DATA FOR PROCESSING:
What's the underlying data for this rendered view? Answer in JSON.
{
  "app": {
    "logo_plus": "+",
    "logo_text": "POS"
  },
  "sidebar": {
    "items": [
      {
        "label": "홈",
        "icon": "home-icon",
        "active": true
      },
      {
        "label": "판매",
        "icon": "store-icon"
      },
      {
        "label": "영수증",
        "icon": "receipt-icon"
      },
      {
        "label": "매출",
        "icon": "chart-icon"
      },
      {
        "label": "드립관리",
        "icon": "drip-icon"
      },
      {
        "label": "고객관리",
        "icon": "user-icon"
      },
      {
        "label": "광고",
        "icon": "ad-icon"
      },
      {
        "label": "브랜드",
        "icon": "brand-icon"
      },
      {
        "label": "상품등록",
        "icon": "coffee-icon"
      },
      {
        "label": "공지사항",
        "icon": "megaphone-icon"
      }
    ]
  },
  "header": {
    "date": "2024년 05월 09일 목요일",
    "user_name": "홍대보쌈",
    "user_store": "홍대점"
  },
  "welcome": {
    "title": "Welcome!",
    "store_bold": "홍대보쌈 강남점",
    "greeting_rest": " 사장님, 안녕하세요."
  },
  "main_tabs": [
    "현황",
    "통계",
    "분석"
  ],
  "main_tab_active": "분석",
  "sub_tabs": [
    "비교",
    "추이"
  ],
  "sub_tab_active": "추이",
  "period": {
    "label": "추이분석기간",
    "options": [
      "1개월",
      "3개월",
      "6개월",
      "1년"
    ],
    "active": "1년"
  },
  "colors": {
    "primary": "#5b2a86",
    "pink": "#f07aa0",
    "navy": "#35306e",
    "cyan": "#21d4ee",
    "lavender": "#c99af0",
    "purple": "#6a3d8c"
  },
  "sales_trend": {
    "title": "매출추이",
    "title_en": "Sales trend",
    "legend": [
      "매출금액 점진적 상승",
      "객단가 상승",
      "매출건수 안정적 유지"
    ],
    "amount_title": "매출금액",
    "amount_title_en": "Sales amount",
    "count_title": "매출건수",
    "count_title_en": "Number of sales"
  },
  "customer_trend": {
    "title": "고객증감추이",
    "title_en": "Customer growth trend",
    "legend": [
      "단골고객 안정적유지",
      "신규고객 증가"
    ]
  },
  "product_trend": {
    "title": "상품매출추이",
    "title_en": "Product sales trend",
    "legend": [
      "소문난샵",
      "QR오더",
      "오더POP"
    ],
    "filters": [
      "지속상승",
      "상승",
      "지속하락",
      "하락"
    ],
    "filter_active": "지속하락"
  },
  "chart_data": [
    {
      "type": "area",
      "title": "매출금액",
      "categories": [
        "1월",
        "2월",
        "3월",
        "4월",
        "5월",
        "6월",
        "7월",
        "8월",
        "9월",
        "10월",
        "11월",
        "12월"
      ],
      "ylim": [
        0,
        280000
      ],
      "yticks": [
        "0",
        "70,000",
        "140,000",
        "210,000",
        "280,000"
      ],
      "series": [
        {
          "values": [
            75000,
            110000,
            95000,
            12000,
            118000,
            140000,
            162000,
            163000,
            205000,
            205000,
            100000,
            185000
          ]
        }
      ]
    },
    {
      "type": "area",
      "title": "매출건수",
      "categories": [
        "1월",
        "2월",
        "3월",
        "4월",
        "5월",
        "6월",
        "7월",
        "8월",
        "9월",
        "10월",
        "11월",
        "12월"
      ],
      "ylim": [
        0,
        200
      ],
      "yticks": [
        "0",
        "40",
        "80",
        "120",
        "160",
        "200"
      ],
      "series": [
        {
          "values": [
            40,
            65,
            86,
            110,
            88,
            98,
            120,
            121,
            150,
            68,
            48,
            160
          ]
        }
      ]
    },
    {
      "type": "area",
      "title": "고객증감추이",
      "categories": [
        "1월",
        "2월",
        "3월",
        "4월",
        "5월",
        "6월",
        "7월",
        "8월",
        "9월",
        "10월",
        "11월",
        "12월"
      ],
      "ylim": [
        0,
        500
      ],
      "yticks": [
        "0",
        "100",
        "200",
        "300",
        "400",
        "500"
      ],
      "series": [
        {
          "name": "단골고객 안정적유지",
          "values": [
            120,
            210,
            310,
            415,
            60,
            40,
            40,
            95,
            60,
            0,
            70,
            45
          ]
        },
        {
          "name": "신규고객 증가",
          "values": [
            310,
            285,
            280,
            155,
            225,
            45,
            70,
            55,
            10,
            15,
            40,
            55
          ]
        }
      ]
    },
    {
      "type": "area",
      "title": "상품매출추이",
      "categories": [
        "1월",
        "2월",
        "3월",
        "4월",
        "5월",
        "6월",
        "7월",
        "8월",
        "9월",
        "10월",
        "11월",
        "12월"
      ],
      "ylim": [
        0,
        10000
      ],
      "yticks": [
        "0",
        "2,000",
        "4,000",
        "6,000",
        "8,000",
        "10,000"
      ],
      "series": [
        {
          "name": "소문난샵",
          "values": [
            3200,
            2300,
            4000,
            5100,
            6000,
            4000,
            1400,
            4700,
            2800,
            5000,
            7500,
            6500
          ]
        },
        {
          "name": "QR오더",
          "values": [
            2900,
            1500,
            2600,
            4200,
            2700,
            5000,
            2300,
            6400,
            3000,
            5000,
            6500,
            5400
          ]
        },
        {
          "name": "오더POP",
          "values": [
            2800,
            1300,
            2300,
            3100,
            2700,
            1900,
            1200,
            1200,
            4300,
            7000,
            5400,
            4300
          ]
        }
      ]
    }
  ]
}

WRITTEN REQUEST:
Repeat the entries shown above, every one, word for word.

RESPONSE:
What's the underlying data for this rendered view? Answer in JSON.
{
  "app": {
    "logo_plus": "+",
    "logo_text": "POS"
  },
  "sidebar": {
    "items": [
      {
        "label": "홈",
        "icon": "home-icon",
        "active": true
      },
      {
        "label": "판매",
        "icon": "store-icon"
      },
      {
        "label": "영수증",
        "icon": "receipt-icon"
      },
      {
        "label": "매출",
        "icon": "chart-icon"
      },
      {
        "label": "드립관리",
        "icon": "drip-icon"
      },
      {
        "label": "고객관리",
        "icon": "user-icon"
      },
      {
        "label": "광고",
        "icon": "ad-icon"
      },
      {
        "label": "브랜드",
        "icon": "brand-icon"
      },
      {
        "label": "상품등록",
        "icon": "coffee-icon"
      },
      {
        "label": "공지사항",
        "icon": "megaphone-icon"
      }
    ]
  },
  "header": {
    "date": "2024년 05월 09일 목요일",
    "user_name": "홍대보쌈",
    "user_store": "홍대점"
  },
  "welcome": {
    "title": "Welcome!",
    "store_bold": "홍대보쌈 강남점",
    "greeting_rest": " 사장님, 안녕하세요."
  },
  "main_tabs": [
    "현황",
    "통계",
    "분석"
  ],
  "main_tab_active": "분석",
  "sub_tabs": [
    "비교",
    "추이"
  ],
  "sub_tab_active": "추이",
  "period": {
    "label": "추이분석기간",
    "options": [
      "1개월",
      "3개월",
      "6개월",
      "1년"
    ],
    "active": "1년"
  },
  "colors": {
    "primary": "#5b2a86",
    "pink": "#f07aa0",
    "navy": "#35306e",
    "cyan": "#21d4ee",
    "lavender": "#c99af0",
    "purple": "#6a3d8c"
  },
  "sales_trend": {
    "title": "매출추이",
    "title_en": "Sales trend",
    "legend": [
      "매출금액 점진적 상승",
      "객단가 상승",
      "매출건수 안정적 유지"
    ],
    "amount_title": "매출금액",
    "amount_title_en": "Sales amount",
    "count_title": "매출건수",
    "count_title_en": "Number of sales"
  },
  "customer_trend": {
    "title": "고객증감추이",
    "title_en": "Customer growth trend",
    "legend": [
      "단골고객 안정적유지",
      "신규고객 증가"
    ]
  },
  "product_trend": {
    "title": "상품매출추이",
    "title_en": "Product sales trend",
    "legend": [
      "소문난샵",
      "QR오더",
      "오더POP"
    ],
    "filters": [
      "지속상승",
      "상승",
      "지속하락",
      "하락"
    ],
    "filter_active": "지속하락"
  },
  "chart_data": [
    {
      "type": "area",
      "title": "매출금액",
      "categories": [
        "1월",
        "2월",
        "3월",
        "4월",
        "5월",
        "6월",
        "7월",
        "8월",
        "9월",
        "10월",
        "11월",
        "12월"
      ],
      "ylim": [
        0,
        280000
      ],
      "yticks": [
        "0",
        "70,000",
        "140,000",
        "210,000",
        "280,000"
      ],
      "series": [
        {
          "values": [
            75000,
            110000,
            95000,
            12000,
            118000,
            140000,
            162000,
            163000,
            205000,
            205000,
            100000,
            185000
          ]
        }
      ]
    },
    {
      "type": "area",
      "title": "매출건수",
      "categories": [
        "1월",
        "2월",
        "3월",
        "4월",
        "5월",
        "6월",
        "7월",
        "8월",
        "9월",
        "10월",
        "11월",
        "12월"
      ],
      "ylim": [
        0,
        200
      ],
      "yticks": [
        "0",
        "40",
        "80",
        "120",
        "160",
        "200"
      ],
      "series": [
        {
          "values": [
            40,
            65,
            86,
            110,
            88,
            98,
            120,
            121,
            150,
            68,
            48,
            160
          ]
        }
      ]
    },
    {
      "type": "area",
      "title": "고객증감추이",
      "categories": [
        "1월",
        "2월",
        "3월",
        "4월",
        "5월",
        "6월",
        "7월",
        "8월",
        "9월",
        "10월",
        "11월",
        "12월"
      ],
      "ylim": [
        0,
        500
      ],
      "yticks": [
        "0",
        "100",
        "200",
        "300",
        "400",
        "500"
      ],
      "series": [
        {
          "name": "단골고객 안정적유지",
          "values": [
            120,
            210,
            310,
            415,
            60,
            40,
            40,
            95,
            60,
            0,
            70,
            45
          ]
        },
        {
          "name": "신규고객 증가",
          "values": [
            310,
            285,
            280,
            155,
            225,
            45,
            70,
            55,
            10,
            15,
            40,
            55
          ]
        }
      ]
    },
    {
      "type": "area",
      "title": "상품매출추이",
      "categories": [
        "1월",
        "2월",
        "3월",
        "4월",
        "5월",
        "6월",
        "7월",
        "8월",
        "9월",
        "10월",
        "11월",
        "12월"
      ],
      "ylim": [
        0,
        10000
      ],
      "yticks": [
        "0",
        "2,000",
        "4,000",
        "6,000",
        "8,000",
        "10,000"
      ],
      "series": [
        {
          "name": "소문난샵",
          "values": [
            3200,
            2300,
            4000,
            5100,
            6000,
            4000,
            1400,
            4700,
            2800,
            5000,
            7500,
            6500
          ]
        },
        {
          "name": "QR오더",
          "values": [
            2900,
            1500,
            2600,
            4200,
            2700,
            5000,
            2300,
            6400,
            3000,
            5000,
            6500,
            5400
          ]
        },
        {
          "name": "오더POP",
          "values": [
            2800,
            1300,
            2300,
            3100,
            2700,
            1900,
            1200,
            1200,
            4300,
            7000,
            5400,
            4300
          ]
        }
      ]
    }
  ]
}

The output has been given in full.